**GIVEN DATA**
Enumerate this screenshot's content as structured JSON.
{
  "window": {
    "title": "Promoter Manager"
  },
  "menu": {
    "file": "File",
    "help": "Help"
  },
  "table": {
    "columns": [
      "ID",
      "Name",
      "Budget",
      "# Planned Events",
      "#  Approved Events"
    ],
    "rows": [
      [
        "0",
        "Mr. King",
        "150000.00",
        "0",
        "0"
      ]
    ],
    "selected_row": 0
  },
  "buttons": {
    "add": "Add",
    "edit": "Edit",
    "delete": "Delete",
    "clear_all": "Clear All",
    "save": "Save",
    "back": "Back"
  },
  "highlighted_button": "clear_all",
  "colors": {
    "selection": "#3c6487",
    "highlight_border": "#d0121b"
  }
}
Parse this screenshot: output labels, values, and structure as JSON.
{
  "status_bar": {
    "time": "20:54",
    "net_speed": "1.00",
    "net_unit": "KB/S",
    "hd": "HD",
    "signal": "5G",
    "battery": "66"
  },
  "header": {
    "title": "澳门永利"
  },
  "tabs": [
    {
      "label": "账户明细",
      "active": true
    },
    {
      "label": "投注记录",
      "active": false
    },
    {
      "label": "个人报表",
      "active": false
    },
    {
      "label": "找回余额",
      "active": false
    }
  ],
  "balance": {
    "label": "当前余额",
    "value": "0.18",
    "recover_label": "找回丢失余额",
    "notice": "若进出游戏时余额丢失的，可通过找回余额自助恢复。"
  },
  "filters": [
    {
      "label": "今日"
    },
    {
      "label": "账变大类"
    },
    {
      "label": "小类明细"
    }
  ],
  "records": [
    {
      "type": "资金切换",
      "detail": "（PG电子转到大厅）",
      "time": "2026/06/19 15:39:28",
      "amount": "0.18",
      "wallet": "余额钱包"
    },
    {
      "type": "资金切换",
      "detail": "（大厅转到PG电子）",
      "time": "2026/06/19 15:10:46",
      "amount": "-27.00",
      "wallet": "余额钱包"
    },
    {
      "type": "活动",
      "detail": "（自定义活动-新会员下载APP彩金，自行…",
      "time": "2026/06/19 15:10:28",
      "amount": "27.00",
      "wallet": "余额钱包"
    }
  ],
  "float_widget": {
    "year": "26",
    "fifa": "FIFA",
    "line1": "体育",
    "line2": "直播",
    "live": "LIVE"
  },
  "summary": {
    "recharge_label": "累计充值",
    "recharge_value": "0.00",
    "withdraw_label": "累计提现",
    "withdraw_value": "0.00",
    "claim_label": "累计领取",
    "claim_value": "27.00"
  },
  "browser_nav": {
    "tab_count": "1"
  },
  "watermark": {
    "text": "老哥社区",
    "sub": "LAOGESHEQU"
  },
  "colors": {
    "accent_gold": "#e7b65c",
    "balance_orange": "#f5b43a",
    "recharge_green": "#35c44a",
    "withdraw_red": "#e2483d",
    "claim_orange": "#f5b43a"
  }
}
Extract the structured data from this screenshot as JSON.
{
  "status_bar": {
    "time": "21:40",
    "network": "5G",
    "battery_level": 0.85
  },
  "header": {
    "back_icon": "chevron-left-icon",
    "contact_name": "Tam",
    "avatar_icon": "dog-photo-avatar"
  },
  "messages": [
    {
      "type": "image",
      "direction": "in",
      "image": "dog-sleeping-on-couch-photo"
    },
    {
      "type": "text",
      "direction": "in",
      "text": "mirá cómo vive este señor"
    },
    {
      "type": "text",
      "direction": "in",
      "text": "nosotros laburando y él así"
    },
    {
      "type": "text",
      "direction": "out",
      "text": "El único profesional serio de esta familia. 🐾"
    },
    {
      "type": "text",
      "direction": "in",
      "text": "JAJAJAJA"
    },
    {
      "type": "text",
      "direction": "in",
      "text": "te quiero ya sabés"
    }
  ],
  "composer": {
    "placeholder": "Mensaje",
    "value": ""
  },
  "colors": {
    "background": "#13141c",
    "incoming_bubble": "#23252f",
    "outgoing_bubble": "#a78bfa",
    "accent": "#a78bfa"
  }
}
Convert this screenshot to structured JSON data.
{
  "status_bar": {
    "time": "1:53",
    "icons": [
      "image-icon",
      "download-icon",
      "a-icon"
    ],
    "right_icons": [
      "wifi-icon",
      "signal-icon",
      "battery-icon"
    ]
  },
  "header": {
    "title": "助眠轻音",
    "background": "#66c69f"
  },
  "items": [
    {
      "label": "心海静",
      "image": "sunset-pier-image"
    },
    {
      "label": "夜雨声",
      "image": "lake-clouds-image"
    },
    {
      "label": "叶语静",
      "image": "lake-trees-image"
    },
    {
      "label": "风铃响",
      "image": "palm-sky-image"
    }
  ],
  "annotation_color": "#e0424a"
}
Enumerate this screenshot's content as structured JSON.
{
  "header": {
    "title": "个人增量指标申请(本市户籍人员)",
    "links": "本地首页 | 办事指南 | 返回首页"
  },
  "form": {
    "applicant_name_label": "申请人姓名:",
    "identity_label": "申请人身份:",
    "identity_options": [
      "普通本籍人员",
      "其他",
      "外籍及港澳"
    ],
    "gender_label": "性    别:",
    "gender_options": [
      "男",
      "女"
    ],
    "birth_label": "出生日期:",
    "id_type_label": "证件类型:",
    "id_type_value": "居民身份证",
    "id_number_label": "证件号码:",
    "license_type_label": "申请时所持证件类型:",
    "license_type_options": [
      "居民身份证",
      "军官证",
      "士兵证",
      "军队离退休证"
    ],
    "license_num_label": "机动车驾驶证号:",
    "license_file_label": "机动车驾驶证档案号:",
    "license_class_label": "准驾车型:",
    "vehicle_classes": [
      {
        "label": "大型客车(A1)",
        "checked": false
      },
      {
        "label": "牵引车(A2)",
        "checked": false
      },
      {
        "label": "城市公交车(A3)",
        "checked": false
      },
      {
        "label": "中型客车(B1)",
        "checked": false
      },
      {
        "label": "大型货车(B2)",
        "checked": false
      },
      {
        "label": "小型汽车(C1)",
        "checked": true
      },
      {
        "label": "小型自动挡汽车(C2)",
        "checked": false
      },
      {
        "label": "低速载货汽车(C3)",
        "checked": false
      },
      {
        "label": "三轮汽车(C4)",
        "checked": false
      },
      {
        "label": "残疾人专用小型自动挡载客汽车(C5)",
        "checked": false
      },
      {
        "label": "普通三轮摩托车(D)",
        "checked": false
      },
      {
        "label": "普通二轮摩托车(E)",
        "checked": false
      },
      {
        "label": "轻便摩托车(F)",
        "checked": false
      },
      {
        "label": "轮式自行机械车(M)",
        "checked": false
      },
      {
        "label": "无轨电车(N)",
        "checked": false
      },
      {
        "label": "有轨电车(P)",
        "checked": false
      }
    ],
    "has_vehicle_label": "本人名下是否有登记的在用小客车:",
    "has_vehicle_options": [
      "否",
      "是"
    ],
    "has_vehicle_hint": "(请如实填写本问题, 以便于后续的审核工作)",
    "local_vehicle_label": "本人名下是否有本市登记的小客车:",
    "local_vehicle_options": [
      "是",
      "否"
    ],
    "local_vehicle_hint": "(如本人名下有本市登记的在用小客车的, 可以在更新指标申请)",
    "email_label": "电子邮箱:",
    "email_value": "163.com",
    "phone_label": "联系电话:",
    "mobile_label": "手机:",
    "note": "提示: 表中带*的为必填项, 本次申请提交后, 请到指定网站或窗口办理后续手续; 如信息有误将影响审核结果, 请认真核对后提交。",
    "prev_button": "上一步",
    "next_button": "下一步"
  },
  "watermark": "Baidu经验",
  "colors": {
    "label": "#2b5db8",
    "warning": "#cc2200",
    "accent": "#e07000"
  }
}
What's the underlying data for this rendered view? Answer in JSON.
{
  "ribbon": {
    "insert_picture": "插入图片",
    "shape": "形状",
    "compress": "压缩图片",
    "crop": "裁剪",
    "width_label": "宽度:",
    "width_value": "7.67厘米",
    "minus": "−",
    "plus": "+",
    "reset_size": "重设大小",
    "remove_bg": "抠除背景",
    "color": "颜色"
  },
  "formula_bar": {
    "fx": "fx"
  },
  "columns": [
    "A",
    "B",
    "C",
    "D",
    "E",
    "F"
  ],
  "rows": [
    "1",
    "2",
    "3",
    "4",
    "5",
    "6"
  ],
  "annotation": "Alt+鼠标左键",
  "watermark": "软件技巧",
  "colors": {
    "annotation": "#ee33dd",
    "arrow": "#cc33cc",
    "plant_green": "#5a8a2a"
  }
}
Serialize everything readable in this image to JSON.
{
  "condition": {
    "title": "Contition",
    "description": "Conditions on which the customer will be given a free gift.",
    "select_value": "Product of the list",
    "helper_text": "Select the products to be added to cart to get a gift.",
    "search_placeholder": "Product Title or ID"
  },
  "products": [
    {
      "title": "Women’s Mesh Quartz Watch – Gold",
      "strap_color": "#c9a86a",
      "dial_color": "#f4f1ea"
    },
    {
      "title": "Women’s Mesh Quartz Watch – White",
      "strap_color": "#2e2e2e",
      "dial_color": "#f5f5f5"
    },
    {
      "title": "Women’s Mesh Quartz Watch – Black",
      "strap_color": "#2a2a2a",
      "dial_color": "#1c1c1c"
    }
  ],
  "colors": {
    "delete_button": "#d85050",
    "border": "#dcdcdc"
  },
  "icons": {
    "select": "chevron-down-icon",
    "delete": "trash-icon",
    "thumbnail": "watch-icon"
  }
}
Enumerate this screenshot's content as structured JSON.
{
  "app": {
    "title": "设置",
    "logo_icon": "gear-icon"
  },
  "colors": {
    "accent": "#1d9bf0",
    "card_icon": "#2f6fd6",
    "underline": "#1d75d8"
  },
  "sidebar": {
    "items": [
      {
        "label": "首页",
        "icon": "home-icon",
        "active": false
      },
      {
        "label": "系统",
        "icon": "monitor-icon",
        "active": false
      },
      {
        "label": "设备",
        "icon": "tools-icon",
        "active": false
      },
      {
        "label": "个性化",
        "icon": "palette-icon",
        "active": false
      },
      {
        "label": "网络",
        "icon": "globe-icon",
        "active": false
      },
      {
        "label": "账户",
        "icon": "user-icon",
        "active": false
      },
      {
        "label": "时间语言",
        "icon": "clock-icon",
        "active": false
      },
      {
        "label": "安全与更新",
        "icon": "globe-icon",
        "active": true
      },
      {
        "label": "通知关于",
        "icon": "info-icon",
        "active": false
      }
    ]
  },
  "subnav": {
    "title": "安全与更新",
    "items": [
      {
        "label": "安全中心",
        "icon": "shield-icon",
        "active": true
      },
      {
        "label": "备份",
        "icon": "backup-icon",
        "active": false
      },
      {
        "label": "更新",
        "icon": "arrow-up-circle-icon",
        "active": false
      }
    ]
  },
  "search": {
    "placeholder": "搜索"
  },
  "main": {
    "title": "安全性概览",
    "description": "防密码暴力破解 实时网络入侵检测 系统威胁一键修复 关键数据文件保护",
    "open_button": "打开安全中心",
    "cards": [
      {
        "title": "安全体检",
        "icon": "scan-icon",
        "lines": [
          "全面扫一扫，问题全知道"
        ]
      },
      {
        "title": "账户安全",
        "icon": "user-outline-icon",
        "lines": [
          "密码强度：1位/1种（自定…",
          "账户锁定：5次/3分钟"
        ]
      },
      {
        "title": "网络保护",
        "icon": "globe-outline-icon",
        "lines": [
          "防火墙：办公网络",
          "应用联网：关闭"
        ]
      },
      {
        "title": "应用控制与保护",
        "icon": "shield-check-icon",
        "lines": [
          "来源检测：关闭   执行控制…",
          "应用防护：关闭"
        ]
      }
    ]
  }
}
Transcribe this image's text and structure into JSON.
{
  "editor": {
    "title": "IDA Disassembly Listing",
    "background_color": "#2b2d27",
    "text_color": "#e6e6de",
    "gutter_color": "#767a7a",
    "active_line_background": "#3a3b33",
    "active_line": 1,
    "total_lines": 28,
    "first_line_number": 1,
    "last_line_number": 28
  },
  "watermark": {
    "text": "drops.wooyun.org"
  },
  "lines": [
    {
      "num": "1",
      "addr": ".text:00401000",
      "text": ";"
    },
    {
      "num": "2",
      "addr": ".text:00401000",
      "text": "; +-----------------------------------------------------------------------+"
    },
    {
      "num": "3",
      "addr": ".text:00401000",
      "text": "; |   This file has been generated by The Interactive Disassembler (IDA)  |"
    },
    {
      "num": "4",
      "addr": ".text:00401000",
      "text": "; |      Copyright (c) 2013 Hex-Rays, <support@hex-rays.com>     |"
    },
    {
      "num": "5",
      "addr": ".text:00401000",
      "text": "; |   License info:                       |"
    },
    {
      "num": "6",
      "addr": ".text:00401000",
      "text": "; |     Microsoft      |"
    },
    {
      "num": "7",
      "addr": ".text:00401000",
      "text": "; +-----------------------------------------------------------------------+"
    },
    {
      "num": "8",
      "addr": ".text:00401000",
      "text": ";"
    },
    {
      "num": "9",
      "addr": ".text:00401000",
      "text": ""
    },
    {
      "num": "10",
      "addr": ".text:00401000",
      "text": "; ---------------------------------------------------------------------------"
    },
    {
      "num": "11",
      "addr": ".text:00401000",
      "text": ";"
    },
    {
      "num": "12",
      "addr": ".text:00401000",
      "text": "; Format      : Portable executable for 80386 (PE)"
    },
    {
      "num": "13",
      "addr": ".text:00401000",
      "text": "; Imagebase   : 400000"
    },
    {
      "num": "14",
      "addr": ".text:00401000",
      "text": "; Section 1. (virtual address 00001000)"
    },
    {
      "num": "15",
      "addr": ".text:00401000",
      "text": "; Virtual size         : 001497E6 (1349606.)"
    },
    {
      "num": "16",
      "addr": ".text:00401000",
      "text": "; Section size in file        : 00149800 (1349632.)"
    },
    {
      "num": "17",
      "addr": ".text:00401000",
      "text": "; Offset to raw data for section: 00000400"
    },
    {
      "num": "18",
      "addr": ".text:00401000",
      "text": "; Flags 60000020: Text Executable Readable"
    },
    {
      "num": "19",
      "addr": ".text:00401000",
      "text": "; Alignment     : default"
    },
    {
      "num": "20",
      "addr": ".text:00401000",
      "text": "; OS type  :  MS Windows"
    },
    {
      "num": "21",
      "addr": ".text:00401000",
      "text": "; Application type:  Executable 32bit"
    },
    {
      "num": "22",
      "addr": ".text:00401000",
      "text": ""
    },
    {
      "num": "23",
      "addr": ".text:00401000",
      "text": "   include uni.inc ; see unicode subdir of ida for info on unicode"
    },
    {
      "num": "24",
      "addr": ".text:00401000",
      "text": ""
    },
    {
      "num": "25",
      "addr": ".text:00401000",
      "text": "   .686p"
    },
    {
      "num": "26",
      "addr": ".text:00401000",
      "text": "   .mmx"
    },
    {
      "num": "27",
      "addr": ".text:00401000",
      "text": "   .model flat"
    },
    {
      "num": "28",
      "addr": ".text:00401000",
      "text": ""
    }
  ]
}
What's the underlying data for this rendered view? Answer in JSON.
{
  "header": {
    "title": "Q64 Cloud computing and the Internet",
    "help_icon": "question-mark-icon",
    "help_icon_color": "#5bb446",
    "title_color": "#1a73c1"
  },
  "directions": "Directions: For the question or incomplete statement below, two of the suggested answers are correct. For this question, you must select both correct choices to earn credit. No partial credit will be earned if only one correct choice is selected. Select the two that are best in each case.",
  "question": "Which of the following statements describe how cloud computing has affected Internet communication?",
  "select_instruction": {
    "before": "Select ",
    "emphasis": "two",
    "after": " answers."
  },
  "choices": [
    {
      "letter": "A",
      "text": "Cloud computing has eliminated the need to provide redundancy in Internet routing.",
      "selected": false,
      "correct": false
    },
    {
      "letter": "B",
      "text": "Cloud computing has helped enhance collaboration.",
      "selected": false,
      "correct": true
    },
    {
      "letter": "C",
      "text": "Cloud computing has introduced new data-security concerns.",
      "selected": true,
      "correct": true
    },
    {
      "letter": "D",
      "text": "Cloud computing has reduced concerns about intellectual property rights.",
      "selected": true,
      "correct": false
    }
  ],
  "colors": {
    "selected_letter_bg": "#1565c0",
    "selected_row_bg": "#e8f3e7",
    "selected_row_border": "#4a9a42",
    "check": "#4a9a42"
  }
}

**OBJECTIVE**
Every line above that contains the word "shield" should be reported.

**REPLY TO THE TASK**
        "icon": "shield-icon",
        "icon": "shield-check-icon",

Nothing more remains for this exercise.